Copy out the data exactly, leaving the pictures behind.
Start of EXERCISE INPUTS
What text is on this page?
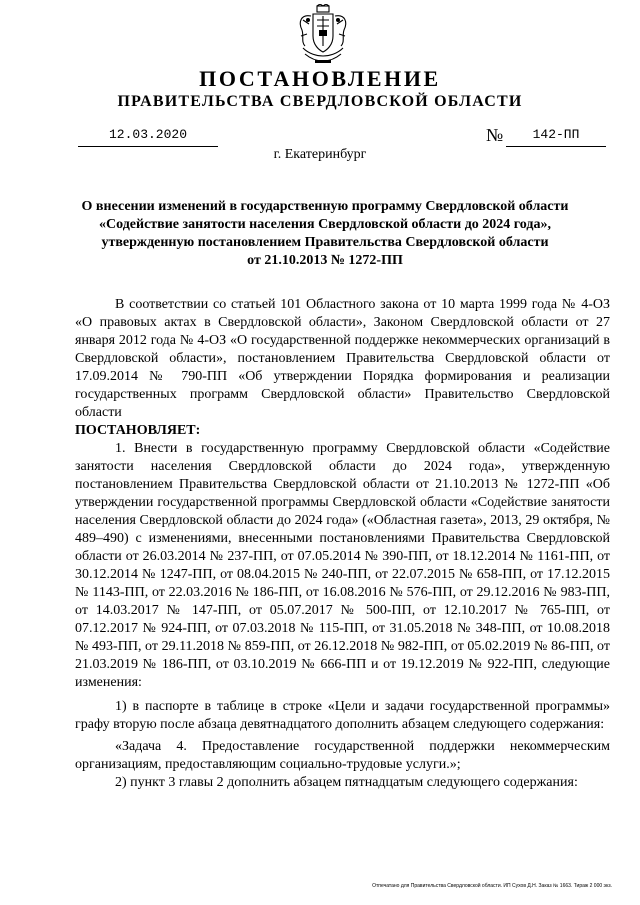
ПОСТАНОВЛЕНИЕ
ПРАВИТЕЛЬСТВА СВЕРДЛОВСКОЙ ОБЛАСТИ
12.03.2020	№	142-ПП
г. Екатеринбург
О внесении изменений в государственную программу Свердловской области
«Содействие занятости населения Свердловской области до 2024 года»,
утвержденную постановлением Правительства Свердловской области
от 21.10.2013 № 1272-ПП

В соответствии со статьей 101 Областного закона от 10 марта 1999 года № 4-ОЗ «О правовых актах в Свердловской области», Законом Свердловской области от 27 января 2012 года № 4-ОЗ «О государственной поддержке некоммерческих организаций в Свердловской области», постановлением Правительства Свердловской области от 17.09.2014 № 790-ПП «Об утверждении Порядка формирования и реализации государственных программ Свердловской области» Правительство Свердловской области

ПОСТАНОВЛЯЕТ:

1. Внести в государственную программу Свердловской области «Содействие занятости населения Свердловской области до 2024 года», утвержденную постановлением Правительства Свердловской области от 21.10.2013 № 1272-ПП «Об утверждении государственной программы Свердловской области «Содействие занятости населения Свердловской области до 2024 года» («Областная газета», 2013, 29 октября, № 489–490) с изменениями, внесенными постановлениями Правительства Свердловской области от 26.03.2014 № 237-ПП, от 07.05.2014 № 390-ПП, от 18.12.2014 № 1161-ПП, от 30.12.2014 № 1247-ПП, от 08.04.2015 № 240-ПП, от 22.07.2015 № 658-ПП, от 17.12.2015 № 1143-ПП, от 22.03.2016 № 186-ПП, от 16.08.2016 № 576-ПП, от 29.12.2016 № 983-ПП, от 14.03.2017 № 147-ПП, от 05.07.2017 № 500-ПП, от 12.10.2017 № 765-ПП, от 07.12.2017 № 924-ПП, от 07.03.2018 № 115-ПП, от 31.05.2018 № 348-ПП, от 10.08.2018 № 493-ПП, от 29.11.2018 № 859-ПП, от 26.12.2018 № 982-ПП, от 05.02.2019 № 86-ПП, от 21.03.2019 № 186-ПП, от 03.10.2019 № 666-ПП и от 19.12.2019 № 922-ПП, следующие изменения:

1) в паспорте в таблице в строке «Цели и задачи государственной программы» графу вторую после абзаца девятнадцатого дополнить абзацем следующего содержания:

«Задача 4. Предоставление государственной поддержки некоммерческим организациям, предоставляющим социально-трудовые услуги.»;

2) пункт 3 главы 2 дополнить абзацем пятнадцатым следующего содержания:

Отпечатано для Правительства Свердловской области. ИП Сухов Д.Н. Заказ № 1663. Тираж 2 000 экз.
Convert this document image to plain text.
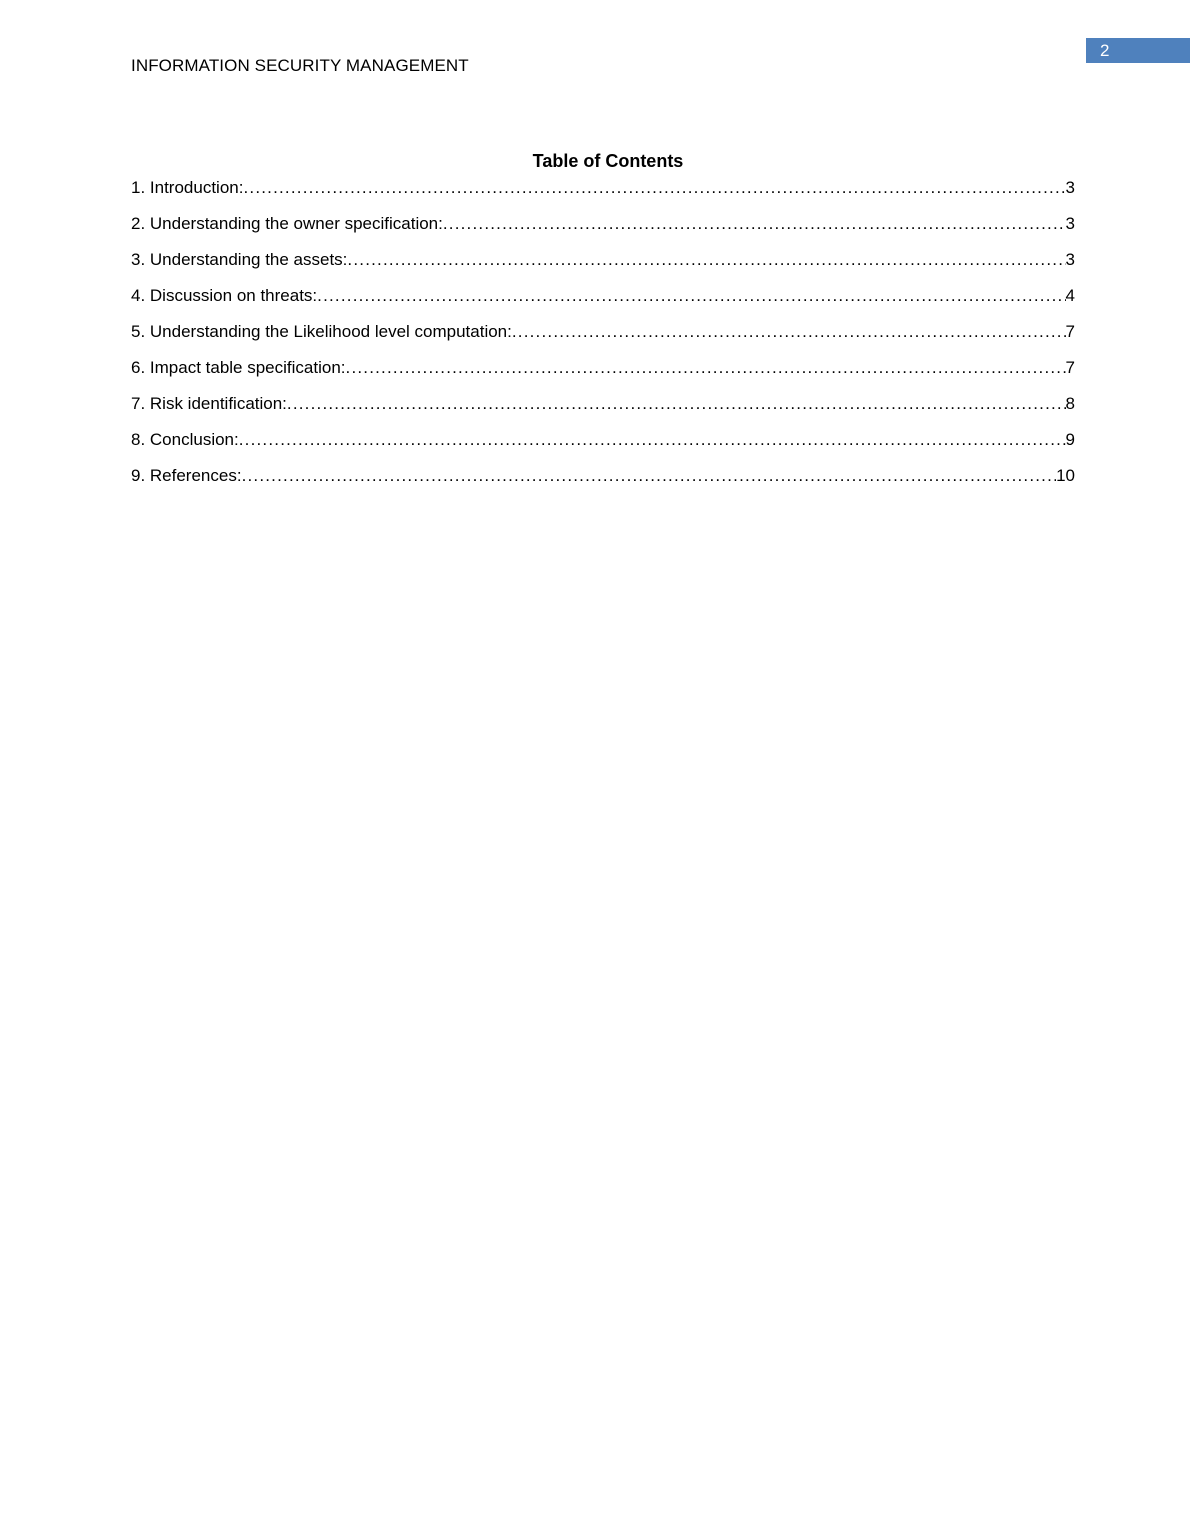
INFORMATION SECURITY MANAGEMENT
2
Table of Contents
1. Introduction: .....	3
2. Understanding the owner specification: .....	3
3. Understanding the assets: .....	3
4. Discussion on threats: .....	4
5. Understanding the Likelihood level computation: .....	7
6. Impact table specification: .....	7
7. Risk identification: .....	8
8. Conclusion: .....	9
9. References: .....	10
End of EXERCISE INPUTS
ANSWER
What text is on this page?
ПОСТАНОВЛЕНИЕ
ПРАВИТЕЛЬСТВА СВЕРДЛОВСКОЙ ОБЛАСТИ
12.03.2020	№	142-ПП
г. Екатеринбург
О внесении изменений в государственную программу Свердловской области
«Содействие занятости населения Свердловской области до 2024 года»,
утвержденную постановлением Правительства Свердловской области
от 21.10.2013 № 1272-ПП

В соответствии со статьей 101 Областного закона от 10 марта 1999 года № 4-ОЗ «О правовых актах в Свердловской области», Законом Свердловской области от 27 января 2012 года № 4-ОЗ «О государственной поддержке некоммерческих организаций в Свердловской области», постановлением Правительства Свердловской области от 17.09.2014 № 790-ПП «Об утверждении Порядка формирования и реализации государственных программ Свердловской области» Правительство Свердловской области

ПОСТАНОВЛЯЕТ:

1. Внести в государственную программу Свердловской области «Содействие занятости населения Свердловской области до 2024 года», утвержденную постановлением Правительства Свердловской области от 21.10.2013 № 1272-ПП «Об утверждении государственной программы Свердловской области «Содействие занятости населения Свердловской области до 2024 года» («Областная газета», 2013, 29 октября, № 489–490) с изменениями, внесенными постановлениями Правительства Свердловской области от 26.03.2014 № 237-ПП, от 07.05.2014 № 390-ПП, от 18.12.2014 № 1161-ПП, от 30.12.2014 № 1247-ПП, от 08.04.2015 № 240-ПП, от 22.07.2015 № 658-ПП, от 17.12.2015 № 1143-ПП, от 22.03.2016 № 186-ПП, от 16.08.2016 № 576-ПП, от 29.12.2016 № 983-ПП, от 14.03.2017 № 147-ПП, от 05.07.2017 № 500-ПП, от 12.10.2017 № 765-ПП, от 07.12.2017 № 924-ПП, от 07.03.2018 № 115-ПП, от 31.05.2018 № 348-ПП, от 10.08.2018 № 493-ПП, от 29.11.2018 № 859-ПП, от 26.12.2018 № 982-ПП, от 05.02.2019 № 86-ПП, от 21.03.2019 № 186-ПП, от 03.10.2019 № 666-ПП и от 19.12.2019 № 922-ПП, следующие изменения:

1) в паспорте в таблице в строке «Цели и задачи государственной программы» графу вторую после абзаца девятнадцатого дополнить абзацем следующего содержания:

«Задача 4. Предоставление государственной поддержки некоммерческим организациям, предоставляющим социально-трудовые услуги.»;

2) пункт 3 главы 2 дополнить абзацем пятнадцатым следующего содержания:

Отпечатано для Правительства Свердловской области. ИП Сухов Д.Н. Заказ № 1663. Тираж 2 000 экз.
Convert this document image to plain text.
INFORMATION SECURITY MANAGEMENT
2
Table of Contents
1. Introduction: .....	3
2. Understanding the owner specification: .....	3
3. Understanding the assets: .....	3
4. Discussion on threats: .....	4
5. Understanding the Likelihood level computation: .....	7
6. Impact table specification: .....	7
7. Risk identification: .....	8
8. Conclusion: .....	9
9. References: .....	10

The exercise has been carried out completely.